▶ **SUPPLIED ENTRIES**:
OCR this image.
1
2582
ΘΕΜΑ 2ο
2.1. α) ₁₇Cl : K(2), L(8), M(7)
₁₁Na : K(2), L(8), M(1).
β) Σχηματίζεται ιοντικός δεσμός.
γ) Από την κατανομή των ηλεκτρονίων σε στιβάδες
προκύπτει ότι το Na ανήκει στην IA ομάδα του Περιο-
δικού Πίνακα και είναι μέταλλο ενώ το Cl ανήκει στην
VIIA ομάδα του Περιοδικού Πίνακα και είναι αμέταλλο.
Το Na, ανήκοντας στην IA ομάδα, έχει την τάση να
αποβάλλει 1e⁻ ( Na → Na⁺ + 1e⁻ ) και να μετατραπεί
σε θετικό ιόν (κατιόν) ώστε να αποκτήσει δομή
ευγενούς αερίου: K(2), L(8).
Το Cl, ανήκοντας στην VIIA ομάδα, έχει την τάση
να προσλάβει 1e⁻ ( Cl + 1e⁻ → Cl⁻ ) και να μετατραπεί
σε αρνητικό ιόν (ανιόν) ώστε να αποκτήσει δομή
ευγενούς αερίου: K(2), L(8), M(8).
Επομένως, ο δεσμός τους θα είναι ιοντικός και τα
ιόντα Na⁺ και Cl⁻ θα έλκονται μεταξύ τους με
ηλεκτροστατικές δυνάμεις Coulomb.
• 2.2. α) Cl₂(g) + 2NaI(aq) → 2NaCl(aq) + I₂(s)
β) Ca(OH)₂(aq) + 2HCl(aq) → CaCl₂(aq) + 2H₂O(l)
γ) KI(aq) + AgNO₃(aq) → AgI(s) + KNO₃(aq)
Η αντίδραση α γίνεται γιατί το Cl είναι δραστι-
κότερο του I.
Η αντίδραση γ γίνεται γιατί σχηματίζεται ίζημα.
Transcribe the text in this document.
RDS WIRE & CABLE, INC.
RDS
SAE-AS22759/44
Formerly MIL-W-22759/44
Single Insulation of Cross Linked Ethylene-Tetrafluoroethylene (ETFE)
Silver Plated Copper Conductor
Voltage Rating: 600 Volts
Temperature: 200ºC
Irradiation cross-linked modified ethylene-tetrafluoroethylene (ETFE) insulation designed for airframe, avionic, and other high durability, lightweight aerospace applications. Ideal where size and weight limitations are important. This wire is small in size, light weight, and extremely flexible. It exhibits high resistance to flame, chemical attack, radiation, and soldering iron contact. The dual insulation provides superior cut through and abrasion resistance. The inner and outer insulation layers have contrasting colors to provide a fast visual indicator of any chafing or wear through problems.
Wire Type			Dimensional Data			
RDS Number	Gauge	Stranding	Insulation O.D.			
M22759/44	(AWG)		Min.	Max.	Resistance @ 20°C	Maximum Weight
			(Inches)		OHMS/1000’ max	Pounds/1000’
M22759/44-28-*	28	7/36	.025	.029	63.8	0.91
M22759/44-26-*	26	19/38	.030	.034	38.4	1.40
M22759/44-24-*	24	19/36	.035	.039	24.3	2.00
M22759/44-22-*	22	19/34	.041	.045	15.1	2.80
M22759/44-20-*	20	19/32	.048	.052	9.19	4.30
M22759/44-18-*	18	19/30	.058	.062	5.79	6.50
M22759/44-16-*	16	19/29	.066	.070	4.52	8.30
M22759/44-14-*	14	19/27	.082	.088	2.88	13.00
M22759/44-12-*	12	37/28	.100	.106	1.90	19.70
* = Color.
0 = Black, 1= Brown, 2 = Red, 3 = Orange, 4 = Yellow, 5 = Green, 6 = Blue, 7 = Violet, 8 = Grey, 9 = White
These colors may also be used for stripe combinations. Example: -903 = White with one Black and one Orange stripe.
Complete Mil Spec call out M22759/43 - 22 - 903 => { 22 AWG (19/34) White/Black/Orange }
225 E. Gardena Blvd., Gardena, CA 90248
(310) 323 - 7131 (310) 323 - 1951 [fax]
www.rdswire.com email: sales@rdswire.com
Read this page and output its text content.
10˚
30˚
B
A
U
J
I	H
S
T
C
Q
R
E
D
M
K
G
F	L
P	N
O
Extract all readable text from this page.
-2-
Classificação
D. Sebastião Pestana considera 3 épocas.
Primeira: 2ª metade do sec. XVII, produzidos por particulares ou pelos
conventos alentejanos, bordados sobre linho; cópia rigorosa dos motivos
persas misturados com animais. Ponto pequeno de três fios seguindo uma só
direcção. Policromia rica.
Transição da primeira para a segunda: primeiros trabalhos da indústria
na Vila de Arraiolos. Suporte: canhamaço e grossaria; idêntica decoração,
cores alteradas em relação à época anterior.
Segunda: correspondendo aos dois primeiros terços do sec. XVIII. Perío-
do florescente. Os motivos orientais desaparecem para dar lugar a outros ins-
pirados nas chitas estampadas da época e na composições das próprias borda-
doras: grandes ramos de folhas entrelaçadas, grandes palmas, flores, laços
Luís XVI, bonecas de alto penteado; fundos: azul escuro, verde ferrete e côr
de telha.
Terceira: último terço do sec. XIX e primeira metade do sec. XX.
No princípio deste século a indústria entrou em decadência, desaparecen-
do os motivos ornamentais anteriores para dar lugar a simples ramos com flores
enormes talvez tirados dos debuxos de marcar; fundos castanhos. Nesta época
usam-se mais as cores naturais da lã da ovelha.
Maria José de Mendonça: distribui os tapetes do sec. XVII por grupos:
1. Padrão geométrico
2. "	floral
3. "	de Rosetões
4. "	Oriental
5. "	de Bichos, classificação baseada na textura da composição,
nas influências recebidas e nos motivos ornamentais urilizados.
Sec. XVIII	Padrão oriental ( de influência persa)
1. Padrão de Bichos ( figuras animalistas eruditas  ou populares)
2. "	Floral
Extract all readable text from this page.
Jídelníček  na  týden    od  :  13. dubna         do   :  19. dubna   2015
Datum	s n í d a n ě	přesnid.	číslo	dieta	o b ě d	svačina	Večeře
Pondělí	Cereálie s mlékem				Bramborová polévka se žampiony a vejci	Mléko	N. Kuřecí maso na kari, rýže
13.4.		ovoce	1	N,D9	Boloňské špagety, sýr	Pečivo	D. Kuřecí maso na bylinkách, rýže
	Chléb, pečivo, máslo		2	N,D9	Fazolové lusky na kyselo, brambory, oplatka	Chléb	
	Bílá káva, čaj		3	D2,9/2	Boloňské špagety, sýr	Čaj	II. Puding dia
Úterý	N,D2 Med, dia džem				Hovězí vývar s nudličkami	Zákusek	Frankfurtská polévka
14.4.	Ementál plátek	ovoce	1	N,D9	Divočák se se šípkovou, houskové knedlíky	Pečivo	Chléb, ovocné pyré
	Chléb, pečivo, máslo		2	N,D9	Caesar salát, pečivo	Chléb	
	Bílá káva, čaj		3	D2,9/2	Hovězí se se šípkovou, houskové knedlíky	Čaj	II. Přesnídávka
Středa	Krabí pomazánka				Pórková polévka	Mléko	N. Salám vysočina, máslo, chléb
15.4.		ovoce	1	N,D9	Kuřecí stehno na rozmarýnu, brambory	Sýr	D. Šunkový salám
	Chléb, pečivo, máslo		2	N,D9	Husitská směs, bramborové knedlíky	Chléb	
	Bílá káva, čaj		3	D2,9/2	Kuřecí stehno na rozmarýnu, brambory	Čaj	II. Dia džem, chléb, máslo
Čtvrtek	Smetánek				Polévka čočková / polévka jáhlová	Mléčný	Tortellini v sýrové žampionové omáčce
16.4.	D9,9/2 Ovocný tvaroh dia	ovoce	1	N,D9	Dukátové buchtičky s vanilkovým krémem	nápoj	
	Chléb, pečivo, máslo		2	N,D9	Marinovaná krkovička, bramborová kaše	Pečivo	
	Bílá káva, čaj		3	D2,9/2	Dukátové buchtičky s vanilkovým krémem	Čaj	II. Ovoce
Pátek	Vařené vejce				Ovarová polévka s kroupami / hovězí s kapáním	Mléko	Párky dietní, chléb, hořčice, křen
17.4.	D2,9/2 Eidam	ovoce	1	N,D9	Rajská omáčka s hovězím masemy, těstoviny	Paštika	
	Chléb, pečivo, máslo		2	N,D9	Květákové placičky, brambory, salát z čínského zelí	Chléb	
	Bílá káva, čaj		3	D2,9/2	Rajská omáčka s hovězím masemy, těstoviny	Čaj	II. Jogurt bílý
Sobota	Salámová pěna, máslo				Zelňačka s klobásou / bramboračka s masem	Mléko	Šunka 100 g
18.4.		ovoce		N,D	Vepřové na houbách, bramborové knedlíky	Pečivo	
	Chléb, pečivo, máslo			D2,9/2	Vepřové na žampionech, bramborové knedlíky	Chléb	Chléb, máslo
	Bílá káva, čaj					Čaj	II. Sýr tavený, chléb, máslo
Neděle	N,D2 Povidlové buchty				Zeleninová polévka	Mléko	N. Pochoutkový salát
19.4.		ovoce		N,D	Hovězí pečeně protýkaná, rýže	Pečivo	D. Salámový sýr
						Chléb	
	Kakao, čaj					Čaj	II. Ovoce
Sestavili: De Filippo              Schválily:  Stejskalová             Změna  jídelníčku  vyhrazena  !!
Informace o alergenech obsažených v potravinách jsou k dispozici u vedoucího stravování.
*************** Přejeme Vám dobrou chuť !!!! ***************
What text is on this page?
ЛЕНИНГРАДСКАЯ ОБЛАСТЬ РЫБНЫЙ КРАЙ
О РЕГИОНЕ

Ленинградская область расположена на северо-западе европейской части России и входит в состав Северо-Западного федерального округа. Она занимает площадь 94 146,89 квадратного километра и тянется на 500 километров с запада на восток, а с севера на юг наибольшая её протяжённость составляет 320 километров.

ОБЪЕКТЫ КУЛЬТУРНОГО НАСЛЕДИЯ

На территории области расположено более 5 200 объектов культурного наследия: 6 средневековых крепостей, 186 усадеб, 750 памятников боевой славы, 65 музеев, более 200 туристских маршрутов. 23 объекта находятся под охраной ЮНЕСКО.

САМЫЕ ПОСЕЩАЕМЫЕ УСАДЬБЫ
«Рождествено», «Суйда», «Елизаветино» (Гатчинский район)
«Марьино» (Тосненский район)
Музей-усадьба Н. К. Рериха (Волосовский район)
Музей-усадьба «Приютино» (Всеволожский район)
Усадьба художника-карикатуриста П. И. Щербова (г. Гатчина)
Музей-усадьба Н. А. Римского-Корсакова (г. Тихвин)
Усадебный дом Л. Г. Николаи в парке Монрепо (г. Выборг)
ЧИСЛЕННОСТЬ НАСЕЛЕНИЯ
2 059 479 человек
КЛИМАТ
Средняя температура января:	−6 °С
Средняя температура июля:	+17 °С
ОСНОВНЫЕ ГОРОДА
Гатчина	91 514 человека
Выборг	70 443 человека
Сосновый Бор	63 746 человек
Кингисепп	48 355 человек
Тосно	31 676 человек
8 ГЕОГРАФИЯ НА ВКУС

▶ **DO THIS**:
Tally the lines of the preceding listing in which the word "δεσμός" appears; state nothing but the total.

▶ **THE RESULT**:
2